**Stated exercise:** Check every line below for the word "rating" and copy the ones that have it.

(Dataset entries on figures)

★ ★ ★ ★ ★

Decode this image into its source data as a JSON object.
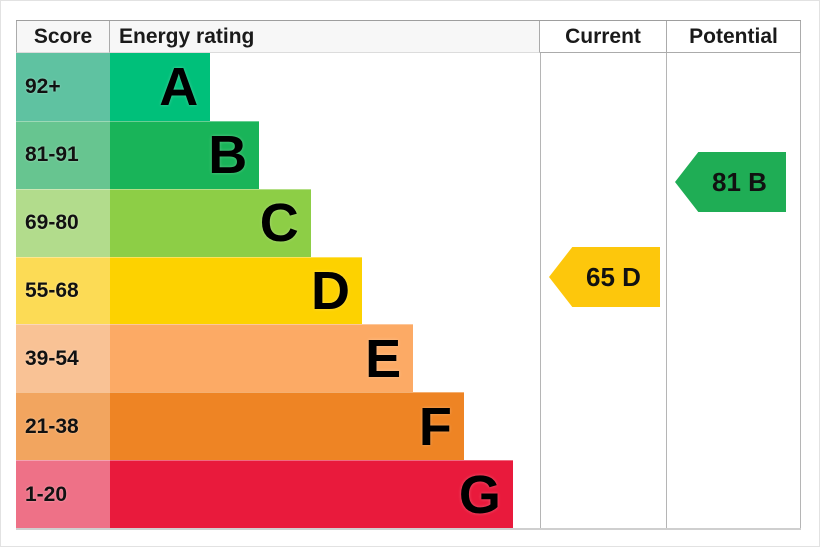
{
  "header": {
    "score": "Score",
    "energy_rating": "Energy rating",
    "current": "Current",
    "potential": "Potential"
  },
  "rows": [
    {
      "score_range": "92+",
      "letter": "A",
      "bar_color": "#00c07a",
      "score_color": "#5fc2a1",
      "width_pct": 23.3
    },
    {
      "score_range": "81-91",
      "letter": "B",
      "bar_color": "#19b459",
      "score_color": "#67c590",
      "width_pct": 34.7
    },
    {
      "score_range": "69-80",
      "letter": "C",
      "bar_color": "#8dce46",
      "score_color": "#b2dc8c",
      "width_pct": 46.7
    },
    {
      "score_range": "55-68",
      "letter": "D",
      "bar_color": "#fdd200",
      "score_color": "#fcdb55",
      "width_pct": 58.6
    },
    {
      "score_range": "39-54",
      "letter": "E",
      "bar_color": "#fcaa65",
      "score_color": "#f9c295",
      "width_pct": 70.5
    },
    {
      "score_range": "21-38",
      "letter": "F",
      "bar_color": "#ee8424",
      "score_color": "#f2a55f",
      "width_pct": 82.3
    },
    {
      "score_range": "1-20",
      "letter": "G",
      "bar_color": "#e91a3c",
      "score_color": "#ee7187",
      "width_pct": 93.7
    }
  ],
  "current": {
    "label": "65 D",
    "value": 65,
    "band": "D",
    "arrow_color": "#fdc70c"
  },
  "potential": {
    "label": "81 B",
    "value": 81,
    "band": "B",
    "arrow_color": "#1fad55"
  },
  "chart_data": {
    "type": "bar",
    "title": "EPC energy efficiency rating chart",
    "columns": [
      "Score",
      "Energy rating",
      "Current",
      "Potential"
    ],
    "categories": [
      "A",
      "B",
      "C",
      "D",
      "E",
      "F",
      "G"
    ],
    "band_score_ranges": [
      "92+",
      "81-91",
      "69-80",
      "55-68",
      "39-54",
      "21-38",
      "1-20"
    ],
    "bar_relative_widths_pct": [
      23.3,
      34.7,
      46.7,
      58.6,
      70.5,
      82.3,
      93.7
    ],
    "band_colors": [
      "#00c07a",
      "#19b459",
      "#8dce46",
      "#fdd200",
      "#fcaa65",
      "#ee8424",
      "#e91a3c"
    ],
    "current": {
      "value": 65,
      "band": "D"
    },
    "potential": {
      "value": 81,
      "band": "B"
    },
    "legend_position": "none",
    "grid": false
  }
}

★ ★ ★ ★ ★

**Task result:**
    "energy_rating": "Energy rating",
    "title": "EPC energy efficiency rating chart",
      "Energy rating",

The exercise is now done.